> Requirement
Your task is to copy the material exactly.

> Exercise material

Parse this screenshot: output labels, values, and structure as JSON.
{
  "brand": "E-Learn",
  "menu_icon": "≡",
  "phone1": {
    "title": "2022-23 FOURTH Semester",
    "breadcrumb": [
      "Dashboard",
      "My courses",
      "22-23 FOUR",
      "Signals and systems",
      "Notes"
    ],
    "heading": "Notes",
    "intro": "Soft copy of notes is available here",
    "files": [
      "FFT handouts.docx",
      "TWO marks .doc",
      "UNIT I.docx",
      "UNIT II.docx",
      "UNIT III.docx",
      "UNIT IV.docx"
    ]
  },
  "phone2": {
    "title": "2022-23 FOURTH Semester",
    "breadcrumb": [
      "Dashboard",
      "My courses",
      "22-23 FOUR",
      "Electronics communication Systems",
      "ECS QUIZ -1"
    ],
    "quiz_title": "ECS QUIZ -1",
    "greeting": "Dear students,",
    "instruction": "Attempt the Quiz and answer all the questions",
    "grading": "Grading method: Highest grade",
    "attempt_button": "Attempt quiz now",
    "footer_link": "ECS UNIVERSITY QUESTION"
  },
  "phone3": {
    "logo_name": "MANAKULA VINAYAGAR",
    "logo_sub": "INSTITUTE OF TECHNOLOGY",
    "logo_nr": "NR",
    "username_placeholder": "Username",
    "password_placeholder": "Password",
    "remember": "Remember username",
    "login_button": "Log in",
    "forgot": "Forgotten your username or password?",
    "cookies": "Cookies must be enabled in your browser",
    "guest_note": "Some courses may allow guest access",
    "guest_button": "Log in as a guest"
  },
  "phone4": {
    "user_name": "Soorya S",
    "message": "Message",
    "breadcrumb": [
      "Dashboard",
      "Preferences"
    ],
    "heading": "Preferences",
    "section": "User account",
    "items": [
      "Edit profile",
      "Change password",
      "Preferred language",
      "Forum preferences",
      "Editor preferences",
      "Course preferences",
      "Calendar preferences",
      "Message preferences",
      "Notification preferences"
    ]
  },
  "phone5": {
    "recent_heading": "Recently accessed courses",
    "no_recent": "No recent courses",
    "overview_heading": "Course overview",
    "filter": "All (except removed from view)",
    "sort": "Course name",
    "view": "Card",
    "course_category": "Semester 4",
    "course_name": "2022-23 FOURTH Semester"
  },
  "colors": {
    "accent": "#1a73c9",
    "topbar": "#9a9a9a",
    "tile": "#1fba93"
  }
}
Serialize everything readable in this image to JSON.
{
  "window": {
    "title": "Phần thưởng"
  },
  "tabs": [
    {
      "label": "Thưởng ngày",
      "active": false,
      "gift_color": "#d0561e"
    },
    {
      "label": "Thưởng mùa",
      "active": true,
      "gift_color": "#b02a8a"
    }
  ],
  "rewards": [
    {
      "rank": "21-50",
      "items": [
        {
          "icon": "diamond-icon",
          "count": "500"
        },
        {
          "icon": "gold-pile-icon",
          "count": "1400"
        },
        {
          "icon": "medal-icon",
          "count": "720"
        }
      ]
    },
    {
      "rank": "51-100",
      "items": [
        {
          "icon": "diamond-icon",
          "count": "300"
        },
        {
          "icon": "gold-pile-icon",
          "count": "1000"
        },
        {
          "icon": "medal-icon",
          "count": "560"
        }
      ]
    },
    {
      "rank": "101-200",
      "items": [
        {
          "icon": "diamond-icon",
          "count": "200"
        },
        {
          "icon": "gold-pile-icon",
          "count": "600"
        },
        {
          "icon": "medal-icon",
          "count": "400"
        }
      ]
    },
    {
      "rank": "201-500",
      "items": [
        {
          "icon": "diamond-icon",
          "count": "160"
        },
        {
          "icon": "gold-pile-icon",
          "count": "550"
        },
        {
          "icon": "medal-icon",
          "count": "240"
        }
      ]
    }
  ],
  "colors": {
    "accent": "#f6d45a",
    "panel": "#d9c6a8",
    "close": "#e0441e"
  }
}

> Correct result
Parse this screenshot: output labels, values, and structure as JSON.
{
  "brand": "E-Learn",
  "menu_icon": "≡",
  "phone1": {
    "title": "2022-23 FOURTH Semester",
    "breadcrumb": [
      "Dashboard",
      "My courses",
      "22-23 FOUR",
      "Signals and systems",
      "Notes"
    ],
    "heading": "Notes",
    "intro": "Soft copy of notes is available here",
    "files": [
      "FFT handouts.docx",
      "TWO marks .doc",
      "UNIT I.docx",
      "UNIT II.docx",
      "UNIT III.docx",
      "UNIT IV.docx"
    ]
  },
  "phone2": {
    "title": "2022-23 FOURTH Semester",
    "breadcrumb": [
      "Dashboard",
      "My courses",
      "22-23 FOUR",
      "Electronics communication Systems",
      "ECS QUIZ -1"
    ],
    "quiz_title": "ECS QUIZ -1",
    "greeting": "Dear students,",
    "instruction": "Attempt the Quiz and answer all the questions",
    "grading": "Grading method: Highest grade",
    "attempt_button": "Attempt quiz now",
    "footer_link": "ECS UNIVERSITY QUESTION"
  },
  "phone3": {
    "logo_name": "MANAKULA VINAYAGAR",
    "logo_sub": "INSTITUTE OF TECHNOLOGY",
    "logo_nr": "NR",
    "username_placeholder": "Username",
    "password_placeholder": "Password",
    "remember": "Remember username",
    "login_button": "Log in",
    "forgot": "Forgotten your username or password?",
    "cookies": "Cookies must be enabled in your browser",
    "guest_note": "Some courses may allow guest access",
    "guest_button": "Log in as a guest"
  },
  "phone4": {
    "user_name": "Soorya S",
    "message": "Message",
    "breadcrumb": [
      "Dashboard",
      "Preferences"
    ],
    "heading": "Preferences",
    "section": "User account",
    "items": [
      "Edit profile",
      "Change password",
      "Preferred language",
      "Forum preferences",
      "Editor preferences",
      "Course preferences",
      "Calendar preferences",
      "Message preferences",
      "Notification preferences"
    ]
  },
  "phone5": {
    "recent_heading": "Recently accessed courses",
    "no_recent": "No recent courses",
    "overview_heading": "Course overview",
    "filter": "All (except removed from view)",
    "sort": "Course name",
    "view": "Card",
    "course_category": "Semester 4",
    "course_name": "2022-23 FOURTH Semester"
  },
  "colors": {
    "accent": "#1a73c9",
    "topbar": "#9a9a9a",
    "tile": "#1fba93"
  }
}
Serialize everything readable in this image to JSON.
{
  "window": {
    "title": "Phần thưởng"
  },
  "tabs": [
    {
      "label": "Thưởng ngày",
      "active": false,
      "gift_color": "#d0561e"
    },
    {
      "label": "Thưởng mùa",
      "active": true,
      "gift_color": "#b02a8a"
    }
  ],
  "rewards": [
    {
      "rank": "21-50",
      "items": [
        {
          "icon": "diamond-icon",
          "count": "500"
        },
        {
          "icon": "gold-pile-icon",
          "count": "1400"
        },
        {
          "icon": "medal-icon",
          "count": "720"
        }
      ]
    },
    {
      "rank": "51-100",
      "items": [
        {
          "icon": "diamond-icon",
          "count": "300"
        },
        {
          "icon": "gold-pile-icon",
          "count": "1000"
        },
        {
          "icon": "medal-icon",
          "count": "560"
        }
      ]
    },
    {
      "rank": "101-200",
      "items": [
        {
          "icon": "diamond-icon",
          "count": "200"
        },
        {
          "icon": "gold-pile-icon",
          "count": "600"
        },
        {
          "icon": "medal-icon",
          "count": "400"
        }
      ]
    },
    {
      "rank": "201-500",
      "items": [
        {
          "icon": "diamond-icon",
          "count": "160"
        },
        {
          "icon": "gold-pile-icon",
          "count": "550"
        },
        {
          "icon": "medal-icon",
          "count": "240"
        }
      ]
    }
  ],
  "colors": {
    "accent": "#f6d45a",
    "panel": "#d9c6a8",
    "close": "#e0441e"
  }
}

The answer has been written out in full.